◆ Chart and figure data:
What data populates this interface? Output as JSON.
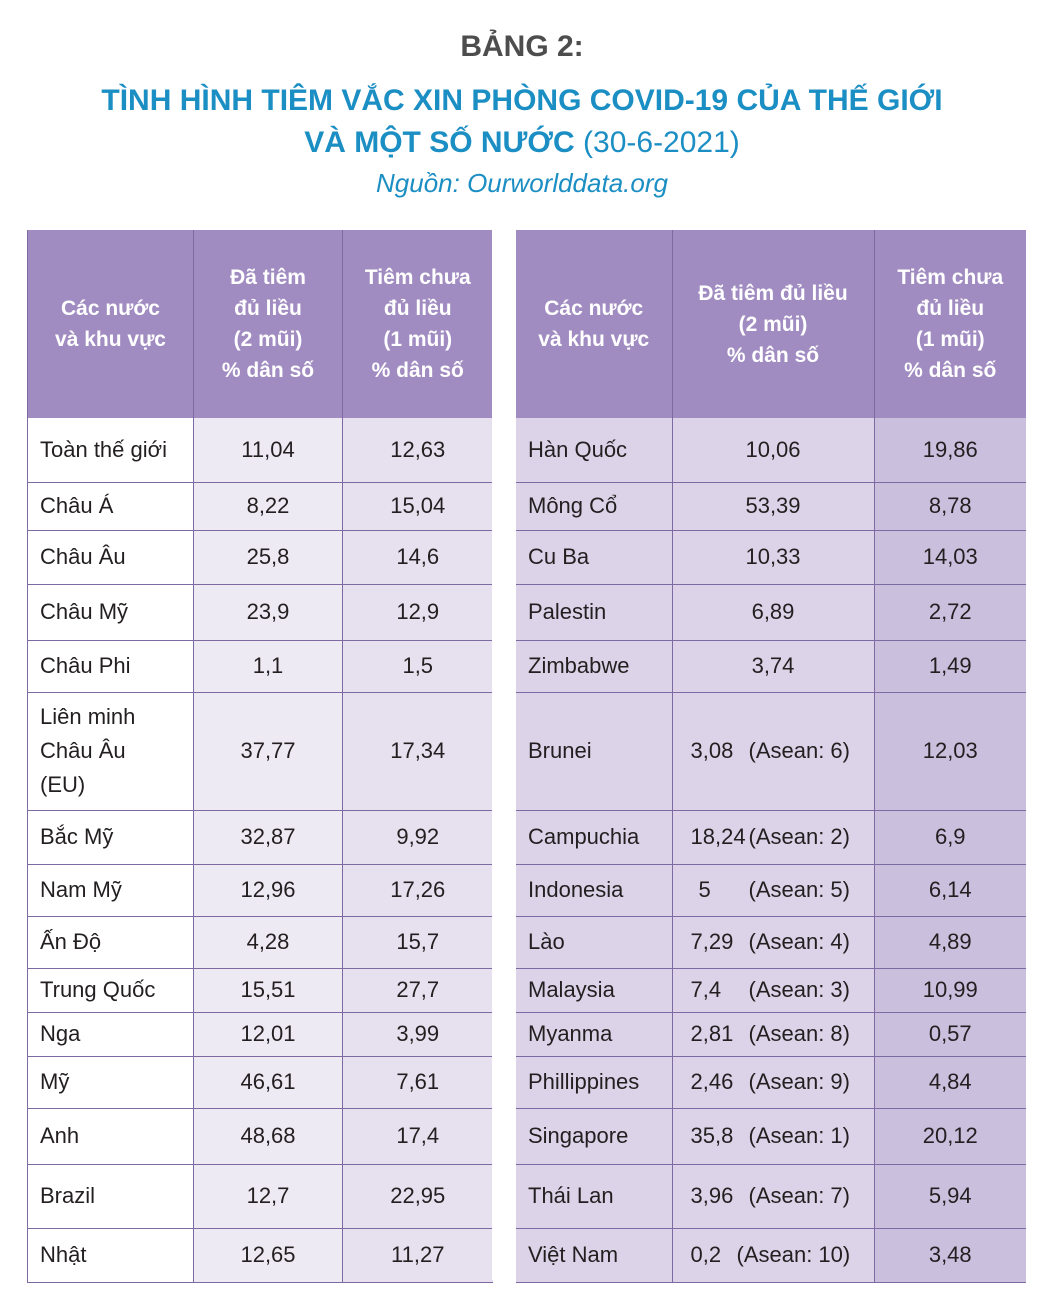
{
  "header": {
    "label": "BẢNG 2:",
    "title_line1": "TÌNH HÌNH TIÊM VẮC XIN PHÒNG COVID-19 CỦA THẾ GIỚI",
    "title_line2": "VÀ MỘT SỐ NƯỚC",
    "date": "(30-6-2021)",
    "source": "Nguồn: Ourworlddata.org"
  },
  "columns": {
    "region": [
      "Các nước",
      "và khu vực"
    ],
    "full_left": [
      "Đã tiêm",
      "đủ liều",
      "(2 mũi)",
      "% dân số"
    ],
    "partial": [
      "Tiêm chưa",
      "đủ liều",
      "(1 mũi)",
      "% dân số"
    ],
    "full_right": [
      "Đã tiêm đủ liều",
      "(2 mũi)",
      "% dân số"
    ]
  },
  "left_rows": [
    {
      "name": "Toàn thế giới",
      "full": "11,04",
      "partial": "12,63"
    },
    {
      "name": "Châu Á",
      "full": "8,22",
      "partial": "15,04"
    },
    {
      "name": "Châu Âu",
      "full": "25,8",
      "partial": "14,6"
    },
    {
      "name": "Châu Mỹ",
      "full": "23,9",
      "partial": "12,9"
    },
    {
      "name": "Châu Phi",
      "full": "1,1",
      "partial": "1,5"
    },
    {
      "name": [
        "Liên minh",
        "Châu Âu",
        "(EU)"
      ],
      "full": "37,77",
      "partial": "17,34"
    },
    {
      "name": "Bắc Mỹ",
      "full": "32,87",
      "partial": "9,92"
    },
    {
      "name": "Nam Mỹ",
      "full": "12,96",
      "partial": "17,26"
    },
    {
      "name": "Ấn Độ",
      "full": "4,28",
      "partial": "15,7"
    },
    {
      "name": "Trung Quốc",
      "full": "15,51",
      "partial": "27,7"
    },
    {
      "name": "Nga",
      "full": "12,01",
      "partial": "3,99"
    },
    {
      "name": "Mỹ",
      "full": "46,61",
      "partial": "7,61"
    },
    {
      "name": "Anh",
      "full": "48,68",
      "partial": "17,4"
    },
    {
      "name": "Brazil",
      "full": "12,7",
      "partial": "22,95"
    },
    {
      "name": "Nhật",
      "full": "12,65",
      "partial": "11,27"
    }
  ],
  "right_rows": [
    {
      "name": "Hàn Quốc",
      "full": "10,06",
      "partial": "19,86"
    },
    {
      "name": "Mông Cổ",
      "full": "53,39",
      "partial": "8,78"
    },
    {
      "name": "Cu Ba",
      "full": "10,33",
      "partial": "14,03"
    },
    {
      "name": "Palestin",
      "full": "6,89",
      "partial": "2,72"
    },
    {
      "name": "Zimbabwe",
      "full": "3,74",
      "partial": "1,49"
    },
    {
      "name": "Brunei",
      "full": "3,08",
      "asean": "(Asean: 6)",
      "partial": "12,03"
    },
    {
      "name": "Campuchia",
      "full": "18,24",
      "asean": "(Asean: 2)",
      "partial": "6,9"
    },
    {
      "name": "Indonesia",
      "full": "5",
      "asean": "(Asean: 5)",
      "partial": "6,14"
    },
    {
      "name": "Lào",
      "full": "7,29",
      "asean": "(Asean: 4)",
      "partial": "4,89"
    },
    {
      "name": "Malaysia",
      "full": "7,4",
      "asean": "(Asean: 3)",
      "partial": "10,99"
    },
    {
      "name": "Myanma",
      "full": "2,81",
      "asean": "(Asean: 8)",
      "partial": "0,57"
    },
    {
      "name": "Phillippines",
      "full": "2,46",
      "asean": "(Asean: 9)",
      "partial": "4,84"
    },
    {
      "name": "Singapore",
      "full": "35,8",
      "asean": "(Asean: 1)",
      "partial": "20,12"
    },
    {
      "name": "Thái Lan",
      "full": "3,96",
      "asean": "(Asean: 7)",
      "partial": "5,94"
    },
    {
      "name": "Việt Nam",
      "full": "0,2",
      "asean": "(Asean: 10)",
      "partial": "3,48"
    }
  ]
}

◆ Instruction: Make a word-for-word copy of the entries, without any pictures.

◆ Solution:
What data populates this interface? Output as JSON.
{
  "header": {
    "label": "BẢNG 2:",
    "title_line1": "TÌNH HÌNH TIÊM VẮC XIN PHÒNG COVID-19 CỦA THẾ GIỚI",
    "title_line2": "VÀ MỘT SỐ NƯỚC",
    "date": "(30-6-2021)",
    "source": "Nguồn: Ourworlddata.org"
  },
  "columns": {
    "region": [
      "Các nước",
      "và khu vực"
    ],
    "full_left": [
      "Đã tiêm",
      "đủ liều",
      "(2 mũi)",
      "% dân số"
    ],
    "partial": [
      "Tiêm chưa",
      "đủ liều",
      "(1 mũi)",
      "% dân số"
    ],
    "full_right": [
      "Đã tiêm đủ liều",
      "(2 mũi)",
      "% dân số"
    ]
  },
  "left_rows": [
    {
      "name": "Toàn thế giới",
      "full": "11,04",
      "partial": "12,63"
    },
    {
      "name": "Châu Á",
      "full": "8,22",
      "partial": "15,04"
    },
    {
      "name": "Châu Âu",
      "full": "25,8",
      "partial": "14,6"
    },
    {
      "name": "Châu Mỹ",
      "full": "23,9",
      "partial": "12,9"
    },
    {
      "name": "Châu Phi",
      "full": "1,1",
      "partial": "1,5"
    },
    {
      "name": [
        "Liên minh",
        "Châu Âu",
        "(EU)"
      ],
      "full": "37,77",
      "partial": "17,34"
    },
    {
      "name": "Bắc Mỹ",
      "full": "32,87",
      "partial": "9,92"
    },
    {
      "name": "Nam Mỹ",
      "full": "12,96",
      "partial": "17,26"
    },
    {
      "name": "Ấn Độ",
      "full": "4,28",
      "partial": "15,7"
    },
    {
      "name": "Trung Quốc",
      "full": "15,51",
      "partial": "27,7"
    },
    {
      "name": "Nga",
      "full": "12,01",
      "partial": "3,99"
    },
    {
      "name": "Mỹ",
      "full": "46,61",
      "partial": "7,61"
    },
    {
      "name": "Anh",
      "full": "48,68",
      "partial": "17,4"
    },
    {
      "name": "Brazil",
      "full": "12,7",
      "partial": "22,95"
    },
    {
      "name": "Nhật",
      "full": "12,65",
      "partial": "11,27"
    }
  ],
  "right_rows": [
    {
      "name": "Hàn Quốc",
      "full": "10,06",
      "partial": "19,86"
    },
    {
      "name": "Mông Cổ",
      "full": "53,39",
      "partial": "8,78"
    },
    {
      "name": "Cu Ba",
      "full": "10,33",
      "partial": "14,03"
    },
    {
      "name": "Palestin",
      "full": "6,89",
      "partial": "2,72"
    },
    {
      "name": "Zimbabwe",
      "full": "3,74",
      "partial": "1,49"
    },
    {
      "name": "Brunei",
      "full": "3,08",
      "asean": "(Asean: 6)",
      "partial": "12,03"
    },
    {
      "name": "Campuchia",
      "full": "18,24",
      "asean": "(Asean: 2)",
      "partial": "6,9"
    },
    {
      "name": "Indonesia",
      "full": "5",
      "asean": "(Asean: 5)",
      "partial": "6,14"
    },
    {
      "name": "Lào",
      "full": "7,29",
      "asean": "(Asean: 4)",
      "partial": "4,89"
    },
    {
      "name": "Malaysia",
      "full": "7,4",
      "asean": "(Asean: 3)",
      "partial": "10,99"
    },
    {
      "name": "Myanma",
      "full": "2,81",
      "asean": "(Asean: 8)",
      "partial": "0,57"
    },
    {
      "name": "Phillippines",
      "full": "2,46",
      "asean": "(Asean: 9)",
      "partial": "4,84"
    },
    {
      "name": "Singapore",
      "full": "35,8",
      "asean": "(Asean: 1)",
      "partial": "20,12"
    },
    {
      "name": "Thái Lan",
      "full": "3,96",
      "asean": "(Asean: 7)",
      "partial": "5,94"
    },
    {
      "name": "Việt Nam",
      "full": "0,2",
      "asean": "(Asean: 10)",
      "partial": "3,48"
    }
  ]
}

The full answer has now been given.